WORK REQUIRED:
Copy, in full, each line of the material that holds the word "JSON".

++++++++++

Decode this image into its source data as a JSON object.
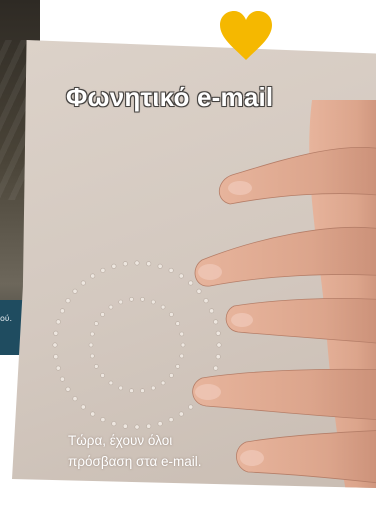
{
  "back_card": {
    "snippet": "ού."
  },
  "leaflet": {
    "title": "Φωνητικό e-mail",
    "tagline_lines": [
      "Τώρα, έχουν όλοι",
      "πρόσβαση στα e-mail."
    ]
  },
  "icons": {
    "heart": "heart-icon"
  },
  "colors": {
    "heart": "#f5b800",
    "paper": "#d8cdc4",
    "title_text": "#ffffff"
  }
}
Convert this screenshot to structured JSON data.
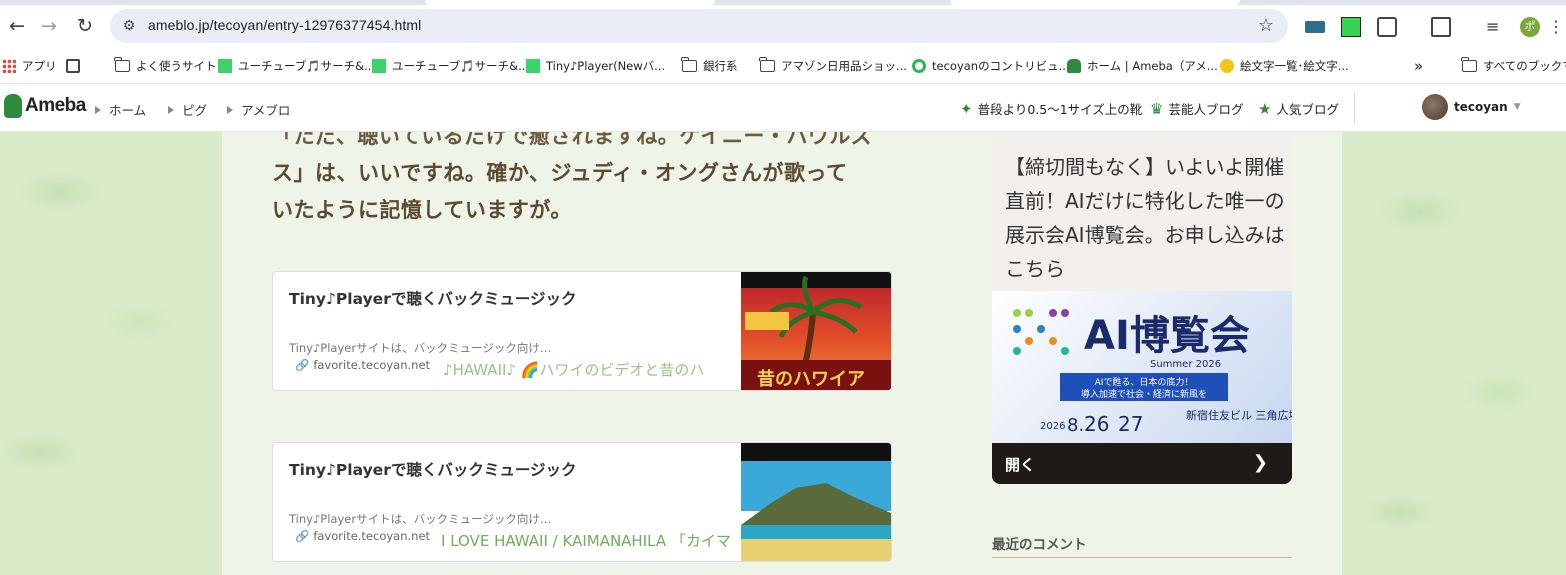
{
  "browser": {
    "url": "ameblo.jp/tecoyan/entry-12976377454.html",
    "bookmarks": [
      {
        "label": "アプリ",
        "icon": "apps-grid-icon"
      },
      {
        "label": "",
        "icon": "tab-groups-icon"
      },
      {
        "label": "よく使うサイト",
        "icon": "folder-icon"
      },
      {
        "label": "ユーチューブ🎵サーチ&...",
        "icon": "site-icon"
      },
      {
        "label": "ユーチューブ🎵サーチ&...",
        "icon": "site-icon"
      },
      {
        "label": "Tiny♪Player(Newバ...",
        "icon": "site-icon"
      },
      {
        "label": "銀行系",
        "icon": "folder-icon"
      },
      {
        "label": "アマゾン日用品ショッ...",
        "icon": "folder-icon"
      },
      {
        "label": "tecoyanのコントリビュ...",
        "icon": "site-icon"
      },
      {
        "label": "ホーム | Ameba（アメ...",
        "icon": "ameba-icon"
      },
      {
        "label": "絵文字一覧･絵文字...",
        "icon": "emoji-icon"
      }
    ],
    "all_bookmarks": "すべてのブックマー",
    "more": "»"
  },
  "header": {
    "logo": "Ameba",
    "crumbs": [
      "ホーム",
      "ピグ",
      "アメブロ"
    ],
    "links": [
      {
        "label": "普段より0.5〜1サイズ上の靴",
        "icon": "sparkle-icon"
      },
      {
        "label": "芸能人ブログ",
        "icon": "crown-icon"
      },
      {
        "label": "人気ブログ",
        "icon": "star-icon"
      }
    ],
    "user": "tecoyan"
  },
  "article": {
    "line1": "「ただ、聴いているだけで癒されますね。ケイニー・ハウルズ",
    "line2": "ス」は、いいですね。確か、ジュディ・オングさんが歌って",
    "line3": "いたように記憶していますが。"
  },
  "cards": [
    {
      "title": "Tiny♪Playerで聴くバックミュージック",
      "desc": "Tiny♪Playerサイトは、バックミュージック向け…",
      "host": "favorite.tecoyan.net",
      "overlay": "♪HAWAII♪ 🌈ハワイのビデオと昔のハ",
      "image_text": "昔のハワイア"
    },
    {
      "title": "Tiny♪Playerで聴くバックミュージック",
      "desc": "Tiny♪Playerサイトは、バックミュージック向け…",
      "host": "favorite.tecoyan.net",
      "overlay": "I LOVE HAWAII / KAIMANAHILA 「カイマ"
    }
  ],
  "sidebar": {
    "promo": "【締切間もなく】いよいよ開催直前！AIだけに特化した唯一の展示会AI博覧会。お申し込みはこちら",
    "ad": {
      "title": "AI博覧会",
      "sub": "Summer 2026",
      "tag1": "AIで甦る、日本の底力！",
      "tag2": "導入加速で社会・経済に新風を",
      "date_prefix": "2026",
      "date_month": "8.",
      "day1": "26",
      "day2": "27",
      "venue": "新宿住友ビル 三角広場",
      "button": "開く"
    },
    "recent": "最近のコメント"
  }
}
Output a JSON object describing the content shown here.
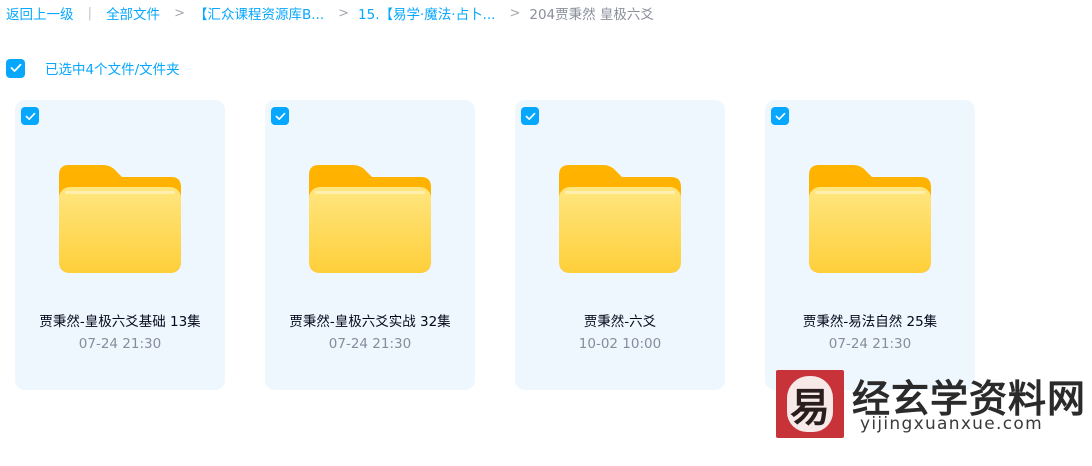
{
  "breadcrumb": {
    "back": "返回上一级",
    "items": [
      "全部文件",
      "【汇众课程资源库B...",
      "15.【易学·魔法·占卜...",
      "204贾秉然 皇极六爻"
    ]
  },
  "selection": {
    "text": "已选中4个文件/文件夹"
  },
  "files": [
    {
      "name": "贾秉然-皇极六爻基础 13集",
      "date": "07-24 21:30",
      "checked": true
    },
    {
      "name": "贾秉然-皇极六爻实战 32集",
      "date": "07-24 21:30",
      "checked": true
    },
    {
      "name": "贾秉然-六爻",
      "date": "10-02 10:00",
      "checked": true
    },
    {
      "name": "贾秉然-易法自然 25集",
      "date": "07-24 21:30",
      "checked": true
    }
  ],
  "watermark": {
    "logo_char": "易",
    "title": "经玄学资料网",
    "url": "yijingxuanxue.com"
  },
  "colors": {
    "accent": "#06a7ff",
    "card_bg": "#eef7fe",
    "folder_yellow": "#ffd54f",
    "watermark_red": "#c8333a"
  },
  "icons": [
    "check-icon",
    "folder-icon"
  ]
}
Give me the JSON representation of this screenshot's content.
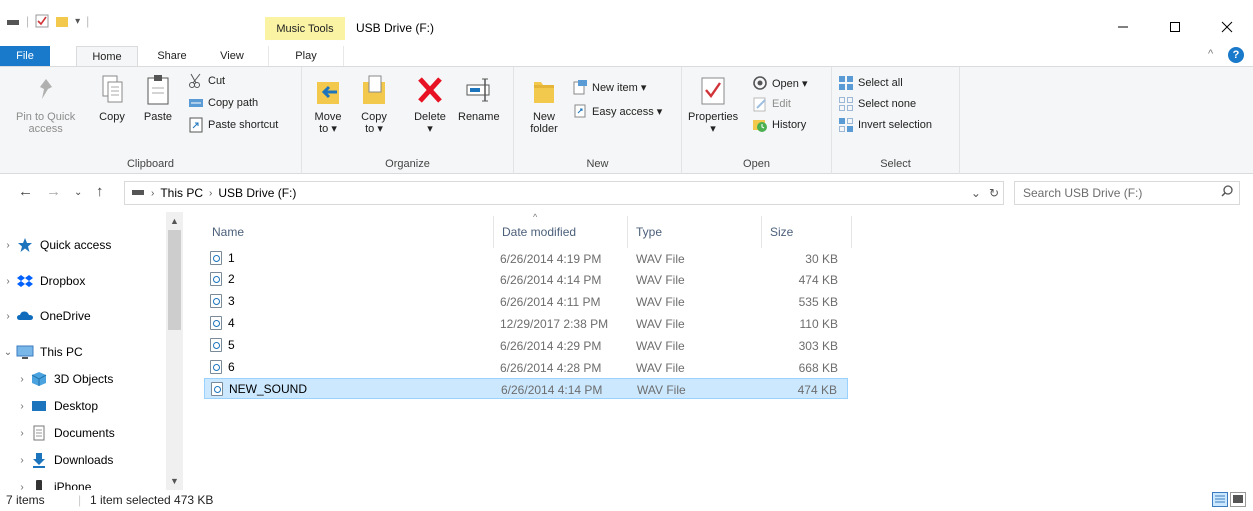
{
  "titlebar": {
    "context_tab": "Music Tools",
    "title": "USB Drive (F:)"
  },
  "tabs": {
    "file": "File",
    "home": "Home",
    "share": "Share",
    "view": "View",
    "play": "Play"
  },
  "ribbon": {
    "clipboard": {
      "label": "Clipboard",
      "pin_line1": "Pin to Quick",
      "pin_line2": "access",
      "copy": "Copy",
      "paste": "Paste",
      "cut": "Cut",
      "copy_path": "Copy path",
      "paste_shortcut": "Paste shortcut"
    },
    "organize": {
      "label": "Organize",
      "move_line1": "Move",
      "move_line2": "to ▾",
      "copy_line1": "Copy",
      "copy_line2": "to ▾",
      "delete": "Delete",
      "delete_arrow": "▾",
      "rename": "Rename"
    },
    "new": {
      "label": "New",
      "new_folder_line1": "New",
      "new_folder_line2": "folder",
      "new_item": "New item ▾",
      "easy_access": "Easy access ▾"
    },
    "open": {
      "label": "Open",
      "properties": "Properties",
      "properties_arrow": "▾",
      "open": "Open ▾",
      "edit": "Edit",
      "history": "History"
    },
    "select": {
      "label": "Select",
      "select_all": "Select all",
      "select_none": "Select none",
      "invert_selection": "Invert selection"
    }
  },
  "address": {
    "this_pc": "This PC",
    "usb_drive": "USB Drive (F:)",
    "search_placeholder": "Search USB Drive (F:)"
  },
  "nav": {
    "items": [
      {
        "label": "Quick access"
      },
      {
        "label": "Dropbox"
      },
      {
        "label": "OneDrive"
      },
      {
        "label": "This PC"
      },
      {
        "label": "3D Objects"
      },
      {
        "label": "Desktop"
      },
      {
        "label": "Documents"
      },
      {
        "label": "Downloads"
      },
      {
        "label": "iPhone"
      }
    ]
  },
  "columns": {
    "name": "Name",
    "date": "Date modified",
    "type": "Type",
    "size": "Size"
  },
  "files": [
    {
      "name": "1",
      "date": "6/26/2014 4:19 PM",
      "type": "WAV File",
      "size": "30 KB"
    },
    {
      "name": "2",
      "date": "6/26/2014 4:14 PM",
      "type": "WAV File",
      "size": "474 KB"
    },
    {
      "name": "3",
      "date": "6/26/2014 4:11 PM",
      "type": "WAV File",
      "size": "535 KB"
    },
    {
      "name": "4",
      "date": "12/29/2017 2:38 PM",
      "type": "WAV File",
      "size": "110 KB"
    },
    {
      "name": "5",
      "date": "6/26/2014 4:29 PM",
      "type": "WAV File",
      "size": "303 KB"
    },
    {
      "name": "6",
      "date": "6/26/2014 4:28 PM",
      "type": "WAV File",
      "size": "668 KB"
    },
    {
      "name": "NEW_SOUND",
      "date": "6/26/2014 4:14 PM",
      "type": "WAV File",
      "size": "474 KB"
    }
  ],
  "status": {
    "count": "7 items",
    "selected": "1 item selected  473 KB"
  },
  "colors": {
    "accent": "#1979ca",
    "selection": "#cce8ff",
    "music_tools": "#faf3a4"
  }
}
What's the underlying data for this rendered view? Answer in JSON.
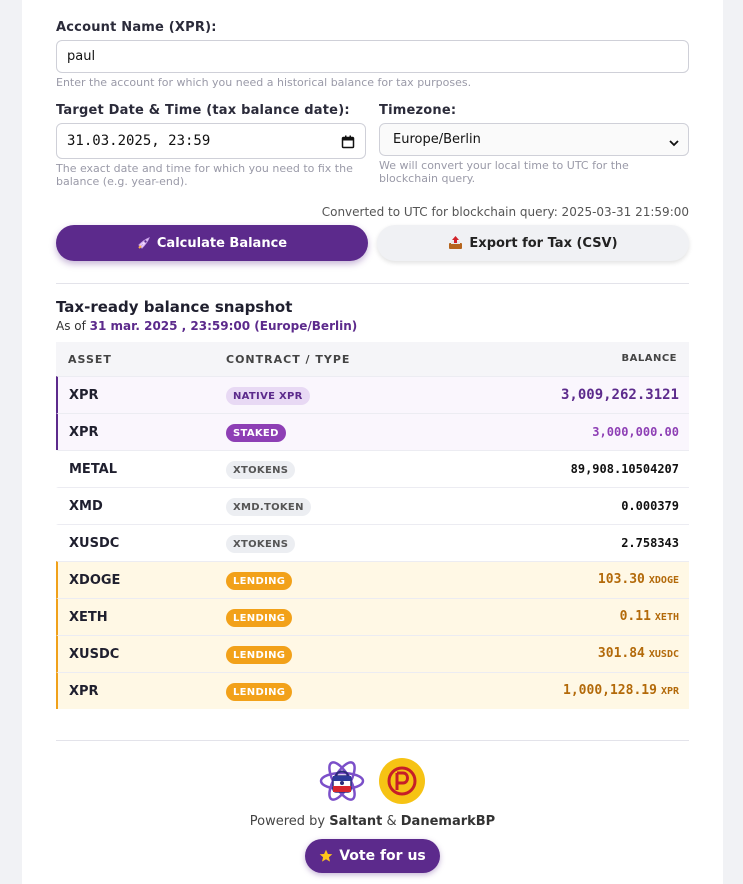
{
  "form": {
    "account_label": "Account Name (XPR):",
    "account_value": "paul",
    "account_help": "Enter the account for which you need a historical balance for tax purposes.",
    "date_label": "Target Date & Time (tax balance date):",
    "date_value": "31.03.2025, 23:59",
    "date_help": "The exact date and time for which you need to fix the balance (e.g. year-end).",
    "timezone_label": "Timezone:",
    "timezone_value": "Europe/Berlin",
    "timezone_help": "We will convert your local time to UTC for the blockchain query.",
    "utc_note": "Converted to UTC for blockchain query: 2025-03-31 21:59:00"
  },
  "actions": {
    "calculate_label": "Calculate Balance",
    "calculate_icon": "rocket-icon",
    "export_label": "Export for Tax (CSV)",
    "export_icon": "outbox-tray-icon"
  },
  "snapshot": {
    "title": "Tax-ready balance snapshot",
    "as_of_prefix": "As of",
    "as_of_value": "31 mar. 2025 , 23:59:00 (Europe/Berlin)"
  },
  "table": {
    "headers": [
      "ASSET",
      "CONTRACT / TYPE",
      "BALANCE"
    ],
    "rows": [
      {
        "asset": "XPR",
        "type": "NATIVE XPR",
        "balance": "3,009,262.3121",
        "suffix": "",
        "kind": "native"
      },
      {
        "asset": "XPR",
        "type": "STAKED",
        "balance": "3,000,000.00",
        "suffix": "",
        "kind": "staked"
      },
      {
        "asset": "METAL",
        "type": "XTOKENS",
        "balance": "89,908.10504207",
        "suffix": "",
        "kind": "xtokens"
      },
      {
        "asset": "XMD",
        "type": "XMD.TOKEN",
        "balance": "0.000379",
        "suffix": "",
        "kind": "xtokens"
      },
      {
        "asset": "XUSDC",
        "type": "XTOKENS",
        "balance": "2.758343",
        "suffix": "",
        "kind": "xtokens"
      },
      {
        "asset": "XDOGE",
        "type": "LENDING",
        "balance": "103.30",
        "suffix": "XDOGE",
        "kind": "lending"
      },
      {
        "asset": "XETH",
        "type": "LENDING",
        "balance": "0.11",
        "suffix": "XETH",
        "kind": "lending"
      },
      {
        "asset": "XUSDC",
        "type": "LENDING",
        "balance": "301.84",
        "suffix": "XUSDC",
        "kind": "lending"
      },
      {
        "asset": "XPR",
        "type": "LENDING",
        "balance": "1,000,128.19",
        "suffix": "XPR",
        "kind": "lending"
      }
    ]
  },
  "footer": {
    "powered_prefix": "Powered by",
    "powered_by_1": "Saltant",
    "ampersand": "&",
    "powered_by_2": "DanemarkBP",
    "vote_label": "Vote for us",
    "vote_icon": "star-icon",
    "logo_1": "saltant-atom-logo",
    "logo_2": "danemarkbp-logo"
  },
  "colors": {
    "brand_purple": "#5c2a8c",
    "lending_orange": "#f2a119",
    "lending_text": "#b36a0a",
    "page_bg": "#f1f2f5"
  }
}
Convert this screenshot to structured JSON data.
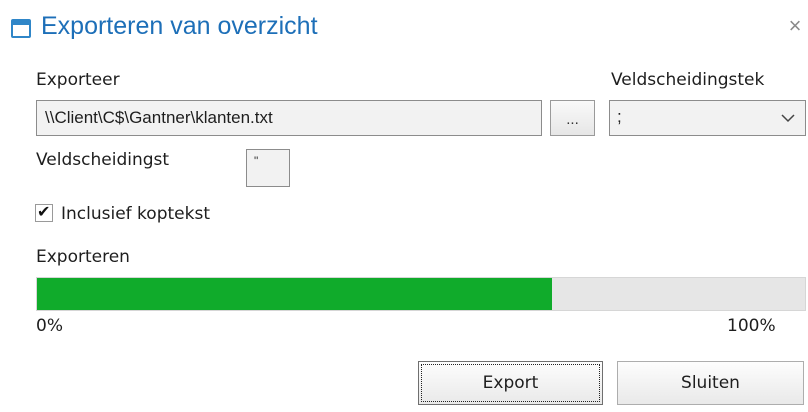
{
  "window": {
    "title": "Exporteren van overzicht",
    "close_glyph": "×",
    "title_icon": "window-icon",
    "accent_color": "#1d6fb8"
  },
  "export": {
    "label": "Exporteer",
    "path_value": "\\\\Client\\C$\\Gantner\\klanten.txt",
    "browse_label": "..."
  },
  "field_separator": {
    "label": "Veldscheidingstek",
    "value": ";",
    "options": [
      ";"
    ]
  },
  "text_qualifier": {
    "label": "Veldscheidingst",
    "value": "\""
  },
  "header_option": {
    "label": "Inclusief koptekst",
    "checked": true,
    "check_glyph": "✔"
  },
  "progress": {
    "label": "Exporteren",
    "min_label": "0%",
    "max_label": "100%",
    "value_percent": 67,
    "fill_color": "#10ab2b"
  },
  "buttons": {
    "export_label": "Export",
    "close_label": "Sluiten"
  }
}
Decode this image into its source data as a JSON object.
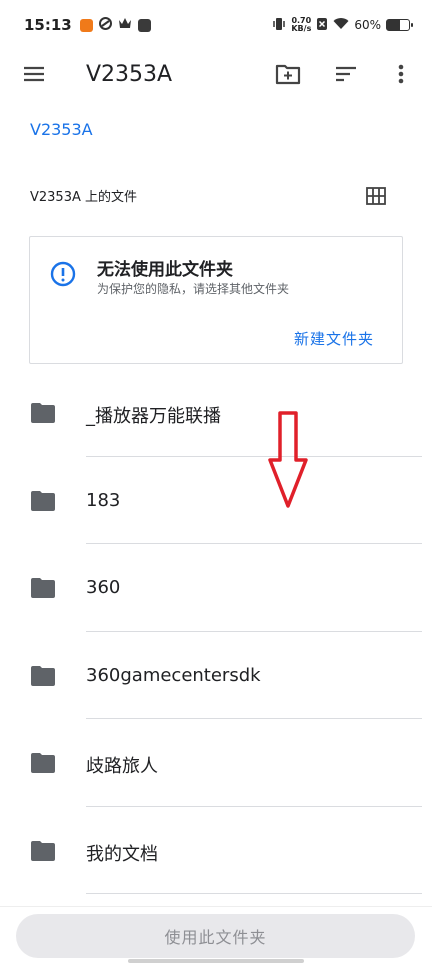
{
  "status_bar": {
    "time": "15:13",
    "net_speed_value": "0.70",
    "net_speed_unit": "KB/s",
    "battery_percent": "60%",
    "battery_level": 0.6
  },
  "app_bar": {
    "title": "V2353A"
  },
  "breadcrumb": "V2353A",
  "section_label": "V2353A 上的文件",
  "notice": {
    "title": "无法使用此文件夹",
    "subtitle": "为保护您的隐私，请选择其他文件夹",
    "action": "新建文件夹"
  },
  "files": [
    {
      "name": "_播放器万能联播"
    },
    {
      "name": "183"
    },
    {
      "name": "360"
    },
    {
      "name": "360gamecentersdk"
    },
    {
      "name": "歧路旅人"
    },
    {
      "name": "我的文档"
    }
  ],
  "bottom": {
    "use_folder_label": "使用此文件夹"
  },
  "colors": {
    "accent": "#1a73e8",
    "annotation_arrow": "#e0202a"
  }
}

++++++++++

WRITTEN RESPONSE:
Decode this image into its source data as a JSON object.
Convert this screenshot to structured JSON data.
Output a JSON object describing the content shown here.
Give me the JSON representation of this screenshot's content.
What's the underlying data for this rendered view? Answer in JSON.
Convert this screenshot to structured JSON data.
Decode this image into its source data as a JSON object.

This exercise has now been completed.